*Rows from a dataset:*

/---

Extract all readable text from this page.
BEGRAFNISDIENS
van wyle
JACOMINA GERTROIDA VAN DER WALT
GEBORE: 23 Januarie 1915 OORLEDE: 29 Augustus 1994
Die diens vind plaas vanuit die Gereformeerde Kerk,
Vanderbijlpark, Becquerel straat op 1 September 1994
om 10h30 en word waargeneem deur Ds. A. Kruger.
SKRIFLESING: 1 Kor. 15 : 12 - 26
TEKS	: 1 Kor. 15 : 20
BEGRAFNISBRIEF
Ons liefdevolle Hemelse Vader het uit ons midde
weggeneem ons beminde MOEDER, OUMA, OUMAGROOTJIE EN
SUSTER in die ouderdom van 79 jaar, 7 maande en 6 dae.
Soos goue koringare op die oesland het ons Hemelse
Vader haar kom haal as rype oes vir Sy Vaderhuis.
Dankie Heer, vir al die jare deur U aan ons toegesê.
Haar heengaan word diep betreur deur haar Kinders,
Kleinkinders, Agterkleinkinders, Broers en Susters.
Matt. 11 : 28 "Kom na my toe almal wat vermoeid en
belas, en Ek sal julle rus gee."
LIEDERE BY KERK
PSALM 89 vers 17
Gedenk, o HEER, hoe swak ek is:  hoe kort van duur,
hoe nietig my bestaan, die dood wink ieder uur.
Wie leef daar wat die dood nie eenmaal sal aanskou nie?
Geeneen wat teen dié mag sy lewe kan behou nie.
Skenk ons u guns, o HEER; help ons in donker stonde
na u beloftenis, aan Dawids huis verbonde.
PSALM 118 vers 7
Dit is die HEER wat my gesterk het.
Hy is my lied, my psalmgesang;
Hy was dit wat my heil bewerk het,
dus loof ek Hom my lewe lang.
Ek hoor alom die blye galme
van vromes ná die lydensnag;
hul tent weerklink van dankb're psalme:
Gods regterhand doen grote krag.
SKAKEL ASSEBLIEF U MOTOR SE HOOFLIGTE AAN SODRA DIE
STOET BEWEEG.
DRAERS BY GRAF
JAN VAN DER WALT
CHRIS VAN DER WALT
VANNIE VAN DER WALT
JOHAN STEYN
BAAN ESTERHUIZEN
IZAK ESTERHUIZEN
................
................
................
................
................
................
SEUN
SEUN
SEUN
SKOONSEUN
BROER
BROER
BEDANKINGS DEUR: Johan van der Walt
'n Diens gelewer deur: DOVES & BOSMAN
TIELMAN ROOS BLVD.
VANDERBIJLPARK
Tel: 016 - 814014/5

\---

*Exercise:* Above are the records; copy every line in them that holds the word "haar".

*Response below:*
Vader haar kom haal as rype oes vir Sy Vaderhuis.
Haar heengaan word diep betreur deur haar Kinders,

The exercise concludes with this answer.